First, create the following method and call it from your application's onCreate() method:

private static final int KEYBOARD_HEIGHT_THRESHOLD = 150;
private static final int CHECK_KEYBOARD_DELAY = 200; //ms
private void addKeyboardListener() {
        final View rootView = graphics.getView();
        final Rect layoutChangeRect = new Rect();

        rootView.addOnLayoutChangeListener(new View.OnLayoutChangeListener() {
            @Override
            public void onLayoutChange(View v, int left, int top, int right, int bottom, int oldLeft, int oldTop, int oldRight, int oldBottom) {
                new Thread(new Runnable() {
                    @Override
                    public void run() {
                        try {
                            Thread.sleep(CHECK_KEYBOARD_DELAY);
                        } catch (InterruptedException e) {
                            e.printStackTrace();
                        }
                        rootView.getWindowVisibleDisplayFrame(layoutChangeRect);
                        if (Math.abs(rootView.getHeight() - layoutChangeRect.height()) < KEYBOARD_HEIGHT_THRESHOLD) {
                            //keyboard closed
                        } else {
                            //keyboard opened
                        }
                    }
                }).start();
            }
        });

I have used arbitrary values for CHECK_KEYBOARD_DELAY and KEYBOARD_HEIGHT_THRESHOLD that work OK for me. These values seem necessary, since the keyboard is animated.

☆ ☆ ☆ ☆

__Exercise details__
Reproduce the part of the keyboard listener passage that begins with the words "I have used" and ends with "keyboard is animated.". The listing below this keyboard listener passage was taken from a different source.

__Raw data__
☆ ☆ ☆ ☆

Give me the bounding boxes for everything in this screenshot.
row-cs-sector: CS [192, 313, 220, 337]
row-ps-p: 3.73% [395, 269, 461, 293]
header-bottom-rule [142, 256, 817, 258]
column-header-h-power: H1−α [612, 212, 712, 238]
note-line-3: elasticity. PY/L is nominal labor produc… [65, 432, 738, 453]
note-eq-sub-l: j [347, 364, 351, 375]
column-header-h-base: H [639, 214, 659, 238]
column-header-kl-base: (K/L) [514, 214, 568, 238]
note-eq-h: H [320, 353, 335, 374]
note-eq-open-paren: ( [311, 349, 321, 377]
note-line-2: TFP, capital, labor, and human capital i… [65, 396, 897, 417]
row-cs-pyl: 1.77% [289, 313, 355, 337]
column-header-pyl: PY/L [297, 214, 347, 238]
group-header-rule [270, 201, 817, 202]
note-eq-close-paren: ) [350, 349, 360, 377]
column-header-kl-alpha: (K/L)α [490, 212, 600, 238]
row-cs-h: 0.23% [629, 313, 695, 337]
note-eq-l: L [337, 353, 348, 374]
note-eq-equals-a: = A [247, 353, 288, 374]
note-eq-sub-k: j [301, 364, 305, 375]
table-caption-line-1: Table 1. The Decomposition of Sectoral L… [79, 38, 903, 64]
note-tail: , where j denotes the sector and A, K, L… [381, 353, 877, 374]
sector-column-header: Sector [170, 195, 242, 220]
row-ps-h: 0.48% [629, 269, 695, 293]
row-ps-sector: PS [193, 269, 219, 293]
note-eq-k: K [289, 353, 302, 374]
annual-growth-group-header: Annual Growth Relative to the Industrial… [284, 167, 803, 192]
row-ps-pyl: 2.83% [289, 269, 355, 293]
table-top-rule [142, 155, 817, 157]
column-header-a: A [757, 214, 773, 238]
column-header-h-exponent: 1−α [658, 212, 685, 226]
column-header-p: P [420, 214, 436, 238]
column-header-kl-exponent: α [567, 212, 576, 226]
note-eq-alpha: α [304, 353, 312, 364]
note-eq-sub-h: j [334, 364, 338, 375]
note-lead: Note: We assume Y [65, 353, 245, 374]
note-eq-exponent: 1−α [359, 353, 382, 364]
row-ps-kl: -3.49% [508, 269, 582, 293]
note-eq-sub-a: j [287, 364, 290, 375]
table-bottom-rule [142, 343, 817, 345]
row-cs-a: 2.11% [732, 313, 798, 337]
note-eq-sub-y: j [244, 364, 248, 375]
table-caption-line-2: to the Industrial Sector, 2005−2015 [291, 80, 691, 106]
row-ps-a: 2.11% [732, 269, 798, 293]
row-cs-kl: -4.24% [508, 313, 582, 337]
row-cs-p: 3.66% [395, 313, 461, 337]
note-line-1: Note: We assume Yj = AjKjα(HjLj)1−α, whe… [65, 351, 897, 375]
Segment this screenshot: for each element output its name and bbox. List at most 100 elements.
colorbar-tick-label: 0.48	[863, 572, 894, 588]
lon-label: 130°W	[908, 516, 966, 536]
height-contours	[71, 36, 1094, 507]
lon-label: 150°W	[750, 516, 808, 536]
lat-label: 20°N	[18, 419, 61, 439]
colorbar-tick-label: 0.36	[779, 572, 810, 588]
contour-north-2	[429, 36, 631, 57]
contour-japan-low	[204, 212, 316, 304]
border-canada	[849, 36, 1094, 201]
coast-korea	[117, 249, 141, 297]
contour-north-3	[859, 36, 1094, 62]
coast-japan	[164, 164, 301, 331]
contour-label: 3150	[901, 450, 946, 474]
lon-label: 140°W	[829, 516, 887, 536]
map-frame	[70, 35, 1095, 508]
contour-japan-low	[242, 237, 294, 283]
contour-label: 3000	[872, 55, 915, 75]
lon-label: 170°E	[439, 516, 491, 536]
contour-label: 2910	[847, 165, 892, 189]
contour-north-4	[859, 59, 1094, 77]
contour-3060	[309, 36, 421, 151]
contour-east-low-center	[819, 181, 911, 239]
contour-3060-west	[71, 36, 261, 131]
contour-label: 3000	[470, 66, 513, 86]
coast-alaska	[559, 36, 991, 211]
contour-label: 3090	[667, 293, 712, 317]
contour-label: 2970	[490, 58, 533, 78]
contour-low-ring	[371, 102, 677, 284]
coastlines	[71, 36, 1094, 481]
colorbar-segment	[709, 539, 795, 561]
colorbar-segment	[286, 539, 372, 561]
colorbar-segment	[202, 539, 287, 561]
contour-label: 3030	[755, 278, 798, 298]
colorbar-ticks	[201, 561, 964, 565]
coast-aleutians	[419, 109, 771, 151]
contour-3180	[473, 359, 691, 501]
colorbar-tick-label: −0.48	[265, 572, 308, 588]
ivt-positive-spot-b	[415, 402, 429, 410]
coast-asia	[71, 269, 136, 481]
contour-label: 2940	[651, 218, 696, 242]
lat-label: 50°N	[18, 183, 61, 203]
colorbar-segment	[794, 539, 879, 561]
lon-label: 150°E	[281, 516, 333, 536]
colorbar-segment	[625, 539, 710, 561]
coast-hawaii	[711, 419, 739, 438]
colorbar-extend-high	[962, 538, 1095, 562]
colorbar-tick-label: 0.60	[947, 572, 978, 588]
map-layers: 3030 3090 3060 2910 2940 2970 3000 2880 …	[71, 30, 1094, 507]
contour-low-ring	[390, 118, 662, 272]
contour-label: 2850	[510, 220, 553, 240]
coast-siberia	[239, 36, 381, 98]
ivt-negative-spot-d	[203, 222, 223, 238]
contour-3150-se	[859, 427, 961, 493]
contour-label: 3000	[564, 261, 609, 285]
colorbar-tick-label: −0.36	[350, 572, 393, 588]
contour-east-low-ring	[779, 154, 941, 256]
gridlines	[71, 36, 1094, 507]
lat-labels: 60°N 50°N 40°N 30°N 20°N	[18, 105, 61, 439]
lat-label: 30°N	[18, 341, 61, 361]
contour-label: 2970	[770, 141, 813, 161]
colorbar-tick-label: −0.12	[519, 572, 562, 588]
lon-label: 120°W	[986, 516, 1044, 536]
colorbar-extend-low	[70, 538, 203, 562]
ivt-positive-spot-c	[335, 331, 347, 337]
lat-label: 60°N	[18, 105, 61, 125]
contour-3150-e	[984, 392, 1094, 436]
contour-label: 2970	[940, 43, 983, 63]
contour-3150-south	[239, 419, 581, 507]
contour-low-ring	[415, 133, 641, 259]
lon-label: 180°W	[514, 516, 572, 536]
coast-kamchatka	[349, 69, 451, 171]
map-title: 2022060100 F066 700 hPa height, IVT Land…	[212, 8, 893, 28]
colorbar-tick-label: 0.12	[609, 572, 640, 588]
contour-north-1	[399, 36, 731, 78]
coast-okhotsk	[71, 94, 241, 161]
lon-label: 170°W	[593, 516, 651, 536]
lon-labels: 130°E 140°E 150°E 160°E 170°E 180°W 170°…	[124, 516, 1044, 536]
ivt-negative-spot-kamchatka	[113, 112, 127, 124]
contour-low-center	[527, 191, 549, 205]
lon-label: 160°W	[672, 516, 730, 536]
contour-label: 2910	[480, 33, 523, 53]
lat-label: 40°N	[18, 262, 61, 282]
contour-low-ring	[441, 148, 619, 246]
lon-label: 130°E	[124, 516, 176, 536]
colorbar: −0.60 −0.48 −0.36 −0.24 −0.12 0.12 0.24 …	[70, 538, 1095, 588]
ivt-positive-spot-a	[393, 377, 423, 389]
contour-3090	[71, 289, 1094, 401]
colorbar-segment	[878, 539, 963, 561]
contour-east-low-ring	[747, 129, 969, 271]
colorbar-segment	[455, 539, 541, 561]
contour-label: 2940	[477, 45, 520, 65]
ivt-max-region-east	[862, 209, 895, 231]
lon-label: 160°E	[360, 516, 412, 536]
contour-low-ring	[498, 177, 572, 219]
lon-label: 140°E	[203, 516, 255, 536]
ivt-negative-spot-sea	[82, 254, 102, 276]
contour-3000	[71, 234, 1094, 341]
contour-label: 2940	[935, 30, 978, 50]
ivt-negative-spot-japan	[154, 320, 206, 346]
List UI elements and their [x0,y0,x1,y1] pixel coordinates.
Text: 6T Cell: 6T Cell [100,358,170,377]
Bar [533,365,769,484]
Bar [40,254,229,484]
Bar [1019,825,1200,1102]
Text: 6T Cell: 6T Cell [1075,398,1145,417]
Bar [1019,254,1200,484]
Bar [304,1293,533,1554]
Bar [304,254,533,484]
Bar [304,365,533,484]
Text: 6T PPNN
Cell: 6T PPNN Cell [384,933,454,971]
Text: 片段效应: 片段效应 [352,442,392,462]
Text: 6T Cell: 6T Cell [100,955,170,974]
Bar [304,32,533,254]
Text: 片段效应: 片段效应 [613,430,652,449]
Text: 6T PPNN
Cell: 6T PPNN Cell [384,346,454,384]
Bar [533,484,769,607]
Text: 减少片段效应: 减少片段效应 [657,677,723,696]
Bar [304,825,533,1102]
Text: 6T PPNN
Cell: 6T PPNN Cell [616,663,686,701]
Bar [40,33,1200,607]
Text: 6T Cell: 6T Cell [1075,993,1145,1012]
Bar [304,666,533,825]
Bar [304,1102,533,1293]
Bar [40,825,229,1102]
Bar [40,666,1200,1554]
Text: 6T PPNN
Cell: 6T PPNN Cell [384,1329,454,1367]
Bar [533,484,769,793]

☆ ☆ ☆ ☆

__Response to the task__
I have used arbitrary values for CHECK_KEYBOARD_DELAY and KEYBOARD_HEIGHT_THRESHOLD that work OK for me. These values seem necessary, since the keyboard is animated.